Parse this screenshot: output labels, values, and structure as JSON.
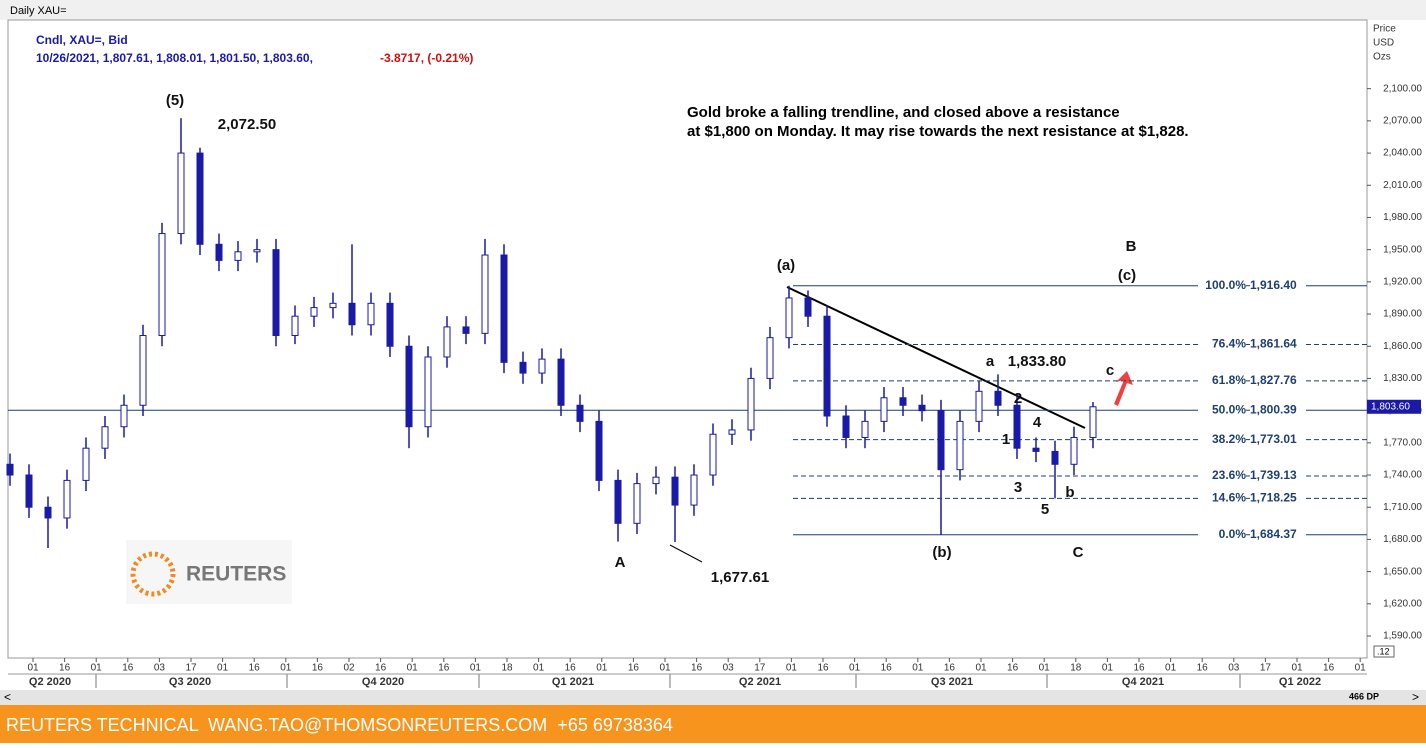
{
  "header": {
    "window_title": "Daily XAU=",
    "instrument": "Cndl, XAU=, Bid",
    "ohlc_line": "10/26/2021, 1,807.61, 1,808.01, 1,801.50, 1,803.60,",
    "change": "-3.8717, (-0.21%)"
  },
  "axis_header": [
    "Price",
    "USD",
    "Ozs"
  ],
  "chart_data": {
    "type": "candlestick",
    "color": "#1a1aa8",
    "categories": [
      null,
      null,
      null,
      null,
      null,
      null,
      null,
      null,
      null,
      null,
      null,
      null,
      null,
      null,
      null,
      null,
      null,
      null,
      null,
      null,
      null,
      null,
      null,
      null,
      null,
      null,
      null,
      null,
      null,
      null,
      null,
      null,
      null,
      null,
      null,
      null,
      null,
      null,
      null,
      null,
      null,
      null,
      null,
      null,
      null,
      null,
      null,
      null,
      null,
      null,
      null,
      null,
      null,
      null,
      null,
      null,
      null,
      null
    ],
    "open": [
      1750,
      1740,
      1710,
      1700,
      1735,
      1765,
      1785,
      1805,
      1870,
      1965,
      2040,
      1955,
      1940,
      1948,
      1950,
      1870,
      1888,
      1896,
      1900,
      1880,
      1900,
      1860,
      1785,
      1850,
      1878,
      1872,
      1945,
      1845,
      1835,
      1848,
      1805,
      1790,
      1735,
      1695,
      1732,
      1738,
      1712,
      1740,
      1778,
      1782,
      1830,
      1868,
      1905,
      1888,
      1795,
      1775,
      1790,
      1812,
      1805,
      1800,
      1745,
      1790,
      1818,
      1805,
      1765,
      1762,
      1750,
      1775
    ],
    "high": [
      1760,
      1750,
      1720,
      1745,
      1775,
      1795,
      1815,
      1880,
      1975,
      2072.5,
      2045,
      1965,
      1958,
      1960,
      1960,
      1898,
      1906,
      1910,
      1955,
      1910,
      1910,
      1870,
      1860,
      1888,
      1888,
      1960,
      1955,
      1855,
      1858,
      1858,
      1815,
      1800,
      1745,
      1742,
      1748,
      1748,
      1750,
      1788,
      1792,
      1840,
      1878,
      1916.4,
      1912,
      1898,
      1805,
      1800,
      1822,
      1822,
      1815,
      1810,
      1800,
      1828,
      1833.8,
      1815,
      1775,
      1772,
      1785,
      1808.01
    ],
    "low": [
      1730,
      1700,
      1672,
      1690,
      1725,
      1755,
      1775,
      1795,
      1860,
      1955,
      1945,
      1930,
      1930,
      1938,
      1860,
      1862,
      1878,
      1886,
      1870,
      1870,
      1850,
      1765,
      1775,
      1840,
      1862,
      1862,
      1835,
      1825,
      1825,
      1795,
      1780,
      1725,
      1678,
      1685,
      1722,
      1677.61,
      1702,
      1730,
      1768,
      1772,
      1820,
      1858,
      1878,
      1785,
      1765,
      1765,
      1780,
      1795,
      1790,
      1684.37,
      1735,
      1780,
      1795,
      1755,
      1752,
      1718.25,
      1740,
      1765
    ],
    "close": [
      1740,
      1710,
      1700,
      1735,
      1765,
      1785,
      1805,
      1870,
      1965,
      2040,
      1955,
      1940,
      1948,
      1950,
      1870,
      1888,
      1896,
      1900,
      1880,
      1900,
      1860,
      1785,
      1850,
      1878,
      1872,
      1945,
      1845,
      1835,
      1848,
      1805,
      1790,
      1735,
      1695,
      1732,
      1738,
      1712,
      1740,
      1778,
      1782,
      1830,
      1868,
      1905,
      1888,
      1795,
      1775,
      1790,
      1812,
      1805,
      1800,
      1745,
      1790,
      1818,
      1805,
      1765,
      1762,
      1750,
      1775,
      1803.6
    ],
    "ylim": [
      1569.5,
      2164
    ],
    "yticks": [
      {
        "value": 1590,
        "label": "1,590.00"
      },
      {
        "value": 1620,
        "label": "1,620.00"
      },
      {
        "value": 1650,
        "label": "1,650.00"
      },
      {
        "value": 1680,
        "label": "1,680.00"
      },
      {
        "value": 1710,
        "label": "1,710.00"
      },
      {
        "value": 1740,
        "label": "1,740.00"
      },
      {
        "value": 1770,
        "label": "1,770.00"
      },
      {
        "value": 1800,
        "label": "1,800.00"
      },
      {
        "value": 1830,
        "label": "1,830.00"
      },
      {
        "value": 1860,
        "label": "1,860.00"
      },
      {
        "value": 1890,
        "label": "1,890.00"
      },
      {
        "value": 1920,
        "label": "1,920.00"
      },
      {
        "value": 1950,
        "label": "1,950.00"
      },
      {
        "value": 1980,
        "label": "1,980.00"
      },
      {
        "value": 2010,
        "label": "2,010.00"
      },
      {
        "value": 2040,
        "label": "2,040.00"
      },
      {
        "value": 2070,
        "label": "2,070.00"
      },
      {
        "value": 2100,
        "label": "2,100.00"
      }
    ],
    "x_tick_labels": [
      "01",
      "16",
      "01",
      "16",
      "03",
      "17",
      "01",
      "16",
      "01",
      "16",
      "02",
      "16",
      "01",
      "16",
      "01",
      "18",
      "01",
      "16",
      "01",
      "16",
      "01",
      "16",
      "03",
      "17",
      "01",
      "16",
      "01",
      "16",
      "01",
      "16",
      "01",
      "16",
      "01",
      "18",
      "01",
      "16",
      "01",
      "16",
      "03",
      "17",
      "01",
      "16",
      "01"
    ],
    "quarter_labels": [
      "Q2 2020",
      "Q3 2020",
      "Q4 2020",
      "Q1 2021",
      "Q2 2021",
      "Q3 2021",
      "Q4 2021",
      "Q1 2022"
    ],
    "fib_levels": [
      {
        "label": "100.0%",
        "value": 1916.4,
        "value_label": "1,916.40"
      },
      {
        "label": "76.4%",
        "value": 1861.64,
        "value_label": "1,861.64"
      },
      {
        "label": "61.8%",
        "value": 1827.76,
        "value_label": "1,827.76"
      },
      {
        "label": "50.0%",
        "value": 1800.39,
        "value_label": "1,800.39"
      },
      {
        "label": "38.2%",
        "value": 1773.01,
        "value_label": "1,773.01"
      },
      {
        "label": "23.6%",
        "value": 1739.13,
        "value_label": "1,739.13"
      },
      {
        "label": "14.6%",
        "value": 1718.25,
        "value_label": "1,718.25"
      },
      {
        "label": "0.0%",
        "value": 1684.37,
        "value_label": "1,684.37"
      }
    ],
    "last_price_label": "1,803.60",
    "annotations": [
      "(5)",
      "2,072.50",
      "(a)",
      "B",
      "(c)",
      "a",
      "1,833.80",
      "c",
      "2",
      "4",
      "1",
      "3",
      "b",
      "5",
      "(b)",
      "C",
      "A",
      "1,677.61"
    ],
    "comment": [
      "Gold broke a falling trendline, and closed above a resistance",
      "at $1,800 on Monday. It may rise towards the next resistance at $1,828."
    ]
  },
  "logo": "REUTERS",
  "scroll_info": "466 DP",
  "zoom": ".12",
  "footer": "REUTERS TECHNICAL  WANG.TAO@THOMSONREUTERS.COM  +65 69738364"
}
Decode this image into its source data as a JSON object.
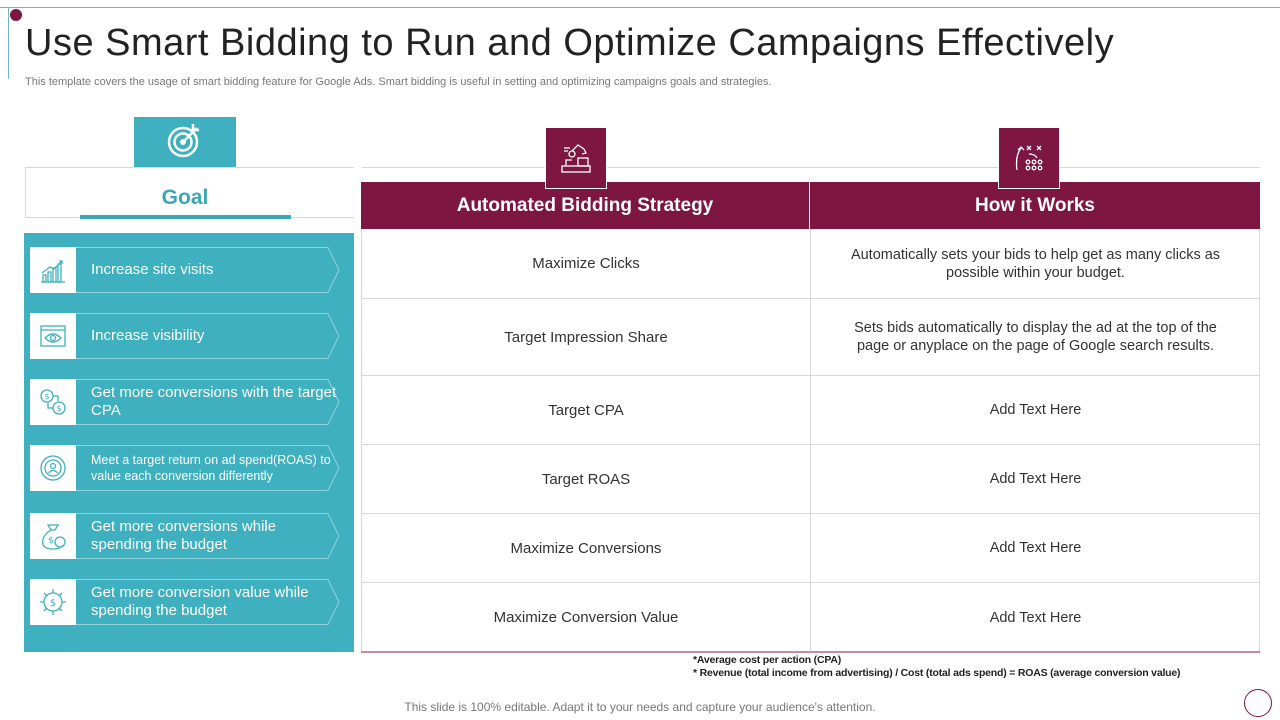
{
  "title": "Use Smart Bidding to Run and Optimize Campaigns Effectively",
  "subtitle": "This template covers the usage of smart bidding feature for Google Ads. Smart bidding is useful in setting and optimizing campaigns goals and strategies.",
  "goal": {
    "header": "Goal",
    "icon": "target-arrow-icon",
    "items": [
      {
        "label": "Increase site visits",
        "icon": "growth-chart-icon"
      },
      {
        "label": "Increase visibility",
        "icon": "eye-browser-icon"
      },
      {
        "label": "Get more conversions with the target CPA",
        "icon": "dollar-exchange-icon"
      },
      {
        "label": "Meet a target return on ad spend(ROAS) to value each conversion differently",
        "icon": "person-cycle-icon"
      },
      {
        "label": "Get more conversions while spending the budget",
        "icon": "money-bag-icon"
      },
      {
        "label": "Get more conversion value while spending the budget",
        "icon": "gear-dollar-icon"
      }
    ]
  },
  "table": {
    "headers": [
      "Automated Bidding Strategy",
      "How it Works"
    ],
    "header_icons": [
      "automation-robot-icon",
      "strategy-play-icon"
    ],
    "rows": [
      {
        "strategy": "Maximize Clicks",
        "how": "Automatically sets your bids to help get as many clicks as possible within your budget."
      },
      {
        "strategy": "Target Impression Share",
        "how": "Sets bids automatically to display the ad at the top of the page or anyplace on the page of Google search results."
      },
      {
        "strategy": "Target CPA",
        "how": "Add Text Here"
      },
      {
        "strategy": "Target ROAS",
        "how": "Add Text Here"
      },
      {
        "strategy": "Maximize Conversions",
        "how": "Add Text Here"
      },
      {
        "strategy": "Maximize Conversion Value",
        "how": "Add Text Here"
      }
    ]
  },
  "notes": [
    "*Average cost per action (CPA)",
    "* Revenue (total income from advertising) / Cost (total ads spend) = ROAS (average conversion value)"
  ],
  "footer": "This slide is 100% editable. Adapt it to your needs and capture your audience's attention.",
  "colors": {
    "accent_teal": "#3fb0bf",
    "accent_maroon": "#7d1640"
  }
}
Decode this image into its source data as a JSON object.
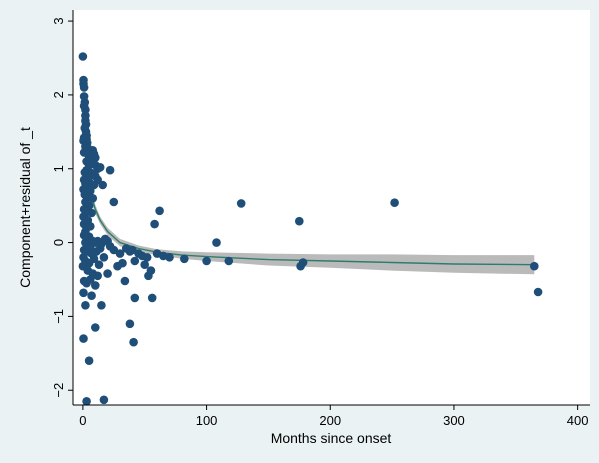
{
  "chart_data": {
    "type": "scatter",
    "title": "",
    "xlabel": "Months since onset",
    "ylabel": "Component+residual of _t",
    "xlim": [
      -8,
      410
    ],
    "ylim": [
      -2.2,
      3.15
    ],
    "xticks": [
      0,
      100,
      200,
      300,
      400
    ],
    "yticks": [
      -2,
      -1,
      0,
      1,
      2,
      3
    ],
    "grid": false,
    "legend": "none",
    "colors": {
      "figure_background": "#eaf2f3",
      "plot_background": "#ffffff",
      "points": "#1f4e79",
      "fit_line": "#2e7d6b",
      "confidence_band": "#a9a9a9"
    },
    "points": [
      [
        0.0,
        2.52
      ],
      [
        0.5,
        2.2
      ],
      [
        0.5,
        2.15
      ],
      [
        1.0,
        2.1
      ],
      [
        1.0,
        1.98
      ],
      [
        1.5,
        1.9
      ],
      [
        1.0,
        1.85
      ],
      [
        2.0,
        1.8
      ],
      [
        2.0,
        1.72
      ],
      [
        2.0,
        1.65
      ],
      [
        2.5,
        1.6
      ],
      [
        1.5,
        1.55
      ],
      [
        2.5,
        1.5
      ],
      [
        3.0,
        1.45
      ],
      [
        1.0,
        1.42
      ],
      [
        3.0,
        1.4
      ],
      [
        0.5,
        1.38
      ],
      [
        3.5,
        1.35
      ],
      [
        2.0,
        1.3
      ],
      [
        4.0,
        1.28
      ],
      [
        1.0,
        1.22
      ],
      [
        4.0,
        1.2
      ],
      [
        5.0,
        1.18
      ],
      [
        6.0,
        1.22
      ],
      [
        8.0,
        1.25
      ],
      [
        9.0,
        1.2
      ],
      [
        10.0,
        1.15
      ],
      [
        3.0,
        1.1
      ],
      [
        5.0,
        1.05
      ],
      [
        7.0,
        1.1
      ],
      [
        10.0,
        1.05
      ],
      [
        12.0,
        1.0
      ],
      [
        14.0,
        1.02
      ],
      [
        1.5,
        0.95
      ],
      [
        3.0,
        0.98
      ],
      [
        6.0,
        0.95
      ],
      [
        8.0,
        0.92
      ],
      [
        10.0,
        0.9
      ],
      [
        1.0,
        0.85
      ],
      [
        4.0,
        0.88
      ],
      [
        12.0,
        0.85
      ],
      [
        2.0,
        0.8
      ],
      [
        5.0,
        0.82
      ],
      [
        9.0,
        0.78
      ],
      [
        16.0,
        0.78
      ],
      [
        0.5,
        0.72
      ],
      [
        3.0,
        0.75
      ],
      [
        6.0,
        0.7
      ],
      [
        1.5,
        0.65
      ],
      [
        4.0,
        0.62
      ],
      [
        8.0,
        0.6
      ],
      [
        2.0,
        0.55
      ],
      [
        5.0,
        0.5
      ],
      [
        1.0,
        0.45
      ],
      [
        3.0,
        0.42
      ],
      [
        7.0,
        0.4
      ],
      [
        0.5,
        0.35
      ],
      [
        2.0,
        0.32
      ],
      [
        4.0,
        0.3
      ],
      [
        1.0,
        0.25
      ],
      [
        3.0,
        0.2
      ],
      [
        6.0,
        0.22
      ],
      [
        2.0,
        0.15
      ],
      [
        1.0,
        0.1
      ],
      [
        5.0,
        0.08
      ],
      [
        3.0,
        0.05
      ],
      [
        8.0,
        0.02
      ],
      [
        2.0,
        0.0
      ],
      [
        4.0,
        -0.02
      ],
      [
        6.0,
        -0.05
      ],
      [
        10.0,
        0.0
      ],
      [
        12.0,
        0.02
      ],
      [
        15.0,
        -0.02
      ],
      [
        18.0,
        0.05
      ],
      [
        20.0,
        0.02
      ],
      [
        1.0,
        -0.1
      ],
      [
        3.0,
        -0.12
      ],
      [
        7.0,
        -0.15
      ],
      [
        11.0,
        -0.12
      ],
      [
        14.0,
        -0.08
      ],
      [
        22.0,
        -0.05
      ],
      [
        25.0,
        -0.1
      ],
      [
        0.5,
        -0.2
      ],
      [
        2.0,
        -0.25
      ],
      [
        5.0,
        -0.28
      ],
      [
        9.0,
        -0.22
      ],
      [
        13.0,
        -0.3
      ],
      [
        17.0,
        -0.2
      ],
      [
        0.0,
        -0.32
      ],
      [
        4.0,
        -0.38
      ],
      [
        8.0,
        -0.42
      ],
      [
        12.0,
        -0.45
      ],
      [
        20.0,
        -0.42
      ],
      [
        1.0,
        -0.52
      ],
      [
        3.0,
        -0.55
      ],
      [
        6.0,
        -0.5
      ],
      [
        10.0,
        -0.58
      ],
      [
        0.5,
        -0.68
      ],
      [
        2.0,
        -0.85
      ],
      [
        7.0,
        -0.72
      ],
      [
        15.0,
        -0.85
      ],
      [
        10.0,
        -1.15
      ],
      [
        0.5,
        -1.3
      ],
      [
        5.0,
        -1.6
      ],
      [
        3.0,
        -2.15
      ],
      [
        17.0,
        -2.13
      ],
      [
        22.0,
        0.98
      ],
      [
        25.0,
        0.55
      ],
      [
        30.0,
        -0.15
      ],
      [
        32.0,
        -0.28
      ],
      [
        28.0,
        -0.32
      ],
      [
        34.0,
        -0.52
      ],
      [
        38.0,
        -0.12
      ],
      [
        42.0,
        -0.25
      ],
      [
        45.0,
        -0.15
      ],
      [
        35.0,
        -0.08
      ],
      [
        40.0,
        -0.1
      ],
      [
        48.0,
        -0.18
      ],
      [
        50.0,
        -0.3
      ],
      [
        53.0,
        -0.45
      ],
      [
        55.0,
        -0.38
      ],
      [
        56.0,
        -0.75
      ],
      [
        42.0,
        -0.75
      ],
      [
        38.0,
        -1.1
      ],
      [
        41.0,
        -1.35
      ],
      [
        58.0,
        0.25
      ],
      [
        62.0,
        0.43
      ],
      [
        52.0,
        -0.2
      ],
      [
        60.0,
        -0.15
      ],
      [
        65.0,
        -0.18
      ],
      [
        70.0,
        -0.2
      ],
      [
        82.0,
        -0.22
      ],
      [
        100.0,
        -0.25
      ],
      [
        108.0,
        0.0
      ],
      [
        118.0,
        -0.25
      ],
      [
        128.0,
        0.53
      ],
      [
        175.0,
        0.29
      ],
      [
        176.0,
        -0.32
      ],
      [
        178.0,
        -0.27
      ],
      [
        252.0,
        0.54
      ],
      [
        365.0,
        -0.32
      ],
      [
        368.0,
        -0.67
      ]
    ],
    "fit": [
      [
        1.0,
        1.55
      ],
      [
        2.0,
        1.2
      ],
      [
        3.0,
        1.0
      ],
      [
        5.0,
        0.78
      ],
      [
        7.0,
        0.62
      ],
      [
        10.0,
        0.45
      ],
      [
        14.0,
        0.3
      ],
      [
        20.0,
        0.15
      ],
      [
        30.0,
        0.0
      ],
      [
        45.0,
        -0.08
      ],
      [
        60.0,
        -0.13
      ],
      [
        80.0,
        -0.17
      ],
      [
        100.0,
        -0.19
      ],
      [
        150.0,
        -0.23
      ],
      [
        200.0,
        -0.25
      ],
      [
        250.0,
        -0.27
      ],
      [
        300.0,
        -0.29
      ],
      [
        365.0,
        -0.3
      ]
    ],
    "ci_upper": [
      [
        1.0,
        1.7
      ],
      [
        2.0,
        1.32
      ],
      [
        3.0,
        1.1
      ],
      [
        5.0,
        0.86
      ],
      [
        7.0,
        0.7
      ],
      [
        10.0,
        0.51
      ],
      [
        14.0,
        0.35
      ],
      [
        20.0,
        0.2
      ],
      [
        30.0,
        0.05
      ],
      [
        45.0,
        -0.04
      ],
      [
        60.0,
        -0.09
      ],
      [
        80.0,
        -0.12
      ],
      [
        100.0,
        -0.13
      ],
      [
        150.0,
        -0.15
      ],
      [
        200.0,
        -0.16
      ],
      [
        250.0,
        -0.16
      ],
      [
        300.0,
        -0.17
      ],
      [
        365.0,
        -0.17
      ]
    ],
    "ci_lower": [
      [
        1.0,
        1.4
      ],
      [
        2.0,
        1.08
      ],
      [
        3.0,
        0.9
      ],
      [
        5.0,
        0.7
      ],
      [
        7.0,
        0.54
      ],
      [
        10.0,
        0.39
      ],
      [
        14.0,
        0.25
      ],
      [
        20.0,
        0.1
      ],
      [
        30.0,
        -0.05
      ],
      [
        45.0,
        -0.12
      ],
      [
        60.0,
        -0.17
      ],
      [
        80.0,
        -0.22
      ],
      [
        100.0,
        -0.25
      ],
      [
        150.0,
        -0.31
      ],
      [
        200.0,
        -0.34
      ],
      [
        250.0,
        -0.38
      ],
      [
        300.0,
        -0.41
      ],
      [
        365.0,
        -0.43
      ]
    ]
  }
}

-*-*-

** Task brief **
Gather every line from the entries above where the word "ROAS" appears, and copy them.

** The output **
        "label": "Meet a target return on ad spend(ROAS) to value each conversion differently",
        "strategy": "Target ROAS",
    "* Revenue (total income from advertising) / Cost (total ads spend) = ROAS (average conversion value)"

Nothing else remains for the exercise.